Records shown:
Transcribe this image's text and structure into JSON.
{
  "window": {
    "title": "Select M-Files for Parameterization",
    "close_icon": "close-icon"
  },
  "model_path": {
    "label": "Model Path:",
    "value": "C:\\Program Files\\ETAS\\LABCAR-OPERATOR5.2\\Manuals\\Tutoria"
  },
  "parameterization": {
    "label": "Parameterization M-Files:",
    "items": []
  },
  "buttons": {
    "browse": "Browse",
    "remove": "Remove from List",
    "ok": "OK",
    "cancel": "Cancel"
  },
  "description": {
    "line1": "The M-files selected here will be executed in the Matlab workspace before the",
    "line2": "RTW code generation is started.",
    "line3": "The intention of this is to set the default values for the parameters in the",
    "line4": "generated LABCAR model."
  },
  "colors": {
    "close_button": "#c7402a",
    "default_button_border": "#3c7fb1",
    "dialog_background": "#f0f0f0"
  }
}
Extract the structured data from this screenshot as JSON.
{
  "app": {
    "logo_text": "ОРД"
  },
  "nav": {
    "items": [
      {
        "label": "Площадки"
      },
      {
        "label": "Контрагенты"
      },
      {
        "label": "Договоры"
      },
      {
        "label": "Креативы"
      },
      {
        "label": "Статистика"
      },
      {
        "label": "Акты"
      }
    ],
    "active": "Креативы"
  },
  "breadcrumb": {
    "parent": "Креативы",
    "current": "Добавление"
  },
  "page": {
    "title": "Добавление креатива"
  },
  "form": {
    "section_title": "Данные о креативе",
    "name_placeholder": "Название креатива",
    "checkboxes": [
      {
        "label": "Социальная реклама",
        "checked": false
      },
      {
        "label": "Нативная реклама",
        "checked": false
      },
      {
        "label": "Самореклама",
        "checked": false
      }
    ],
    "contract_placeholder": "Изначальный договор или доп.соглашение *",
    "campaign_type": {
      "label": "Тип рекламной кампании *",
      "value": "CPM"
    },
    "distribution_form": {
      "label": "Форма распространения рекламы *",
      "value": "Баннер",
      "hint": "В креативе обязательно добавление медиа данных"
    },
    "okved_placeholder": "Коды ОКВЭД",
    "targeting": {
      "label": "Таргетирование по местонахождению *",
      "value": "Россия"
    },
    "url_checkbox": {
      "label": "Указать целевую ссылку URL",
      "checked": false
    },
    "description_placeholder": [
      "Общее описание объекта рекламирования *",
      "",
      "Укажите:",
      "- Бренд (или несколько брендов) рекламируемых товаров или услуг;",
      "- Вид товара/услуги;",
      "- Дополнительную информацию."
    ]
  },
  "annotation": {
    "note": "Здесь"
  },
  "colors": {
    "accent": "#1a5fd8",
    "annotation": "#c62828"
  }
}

Direction:
Send back all of the entries exactly, with nothing missing.

Result of this exercise:
Transcribe this image's text and structure into JSON.
{
  "window": {
    "title": "Select M-Files for Parameterization",
    "close_icon": "close-icon"
  },
  "model_path": {
    "label": "Model Path:",
    "value": "C:\\Program Files\\ETAS\\LABCAR-OPERATOR5.2\\Manuals\\Tutoria"
  },
  "parameterization": {
    "label": "Parameterization M-Files:",
    "items": []
  },
  "buttons": {
    "browse": "Browse",
    "remove": "Remove from List",
    "ok": "OK",
    "cancel": "Cancel"
  },
  "description": {
    "line1": "The M-files selected here will be executed in the Matlab workspace before the",
    "line2": "RTW code generation is started.",
    "line3": "The intention of this is to set the default values for the parameters in the",
    "line4": "generated LABCAR model."
  },
  "colors": {
    "close_button": "#c7402a",
    "default_button_border": "#3c7fb1",
    "dialog_background": "#f0f0f0"
  }
}
Extract the structured data from this screenshot as JSON.
{
  "app": {
    "logo_text": "ОРД"
  },
  "nav": {
    "items": [
      {
        "label": "Площадки"
      },
      {
        "label": "Контрагенты"
      },
      {
        "label": "Договоры"
      },
      {
        "label": "Креативы"
      },
      {
        "label": "Статистика"
      },
      {
        "label": "Акты"
      }
    ],
    "active": "Креативы"
  },
  "breadcrumb": {
    "parent": "Креативы",
    "current": "Добавление"
  },
  "page": {
    "title": "Добавление креатива"
  },
  "form": {
    "section_title": "Данные о креативе",
    "name_placeholder": "Название креатива",
    "checkboxes": [
      {
        "label": "Социальная реклама",
        "checked": false
      },
      {
        "label": "Нативная реклама",
        "checked": false
      },
      {
        "label": "Самореклама",
        "checked": false
      }
    ],
    "contract_placeholder": "Изначальный договор или доп.соглашение *",
    "campaign_type": {
      "label": "Тип рекламной кампании *",
      "value": "CPM"
    },
    "distribution_form": {
      "label": "Форма распространения рекламы *",
      "value": "Баннер",
      "hint": "В креативе обязательно добавление медиа данных"
    },
    "okved_placeholder": "Коды ОКВЭД",
    "targeting": {
      "label": "Таргетирование по местонахождению *",
      "value": "Россия"
    },
    "url_checkbox": {
      "label": "Указать целевую ссылку URL",
      "checked": false
    },
    "description_placeholder": [
      "Общее описание объекта рекламирования *",
      "",
      "Укажите:",
      "- Бренд (или несколько брендов) рекламируемых товаров или услуг;",
      "- Вид товара/услуги;",
      "- Дополнительную информацию."
    ]
  },
  "annotation": {
    "note": "Здесь"
  },
  "colors": {
    "accent": "#1a5fd8",
    "annotation": "#c62828"
  }
}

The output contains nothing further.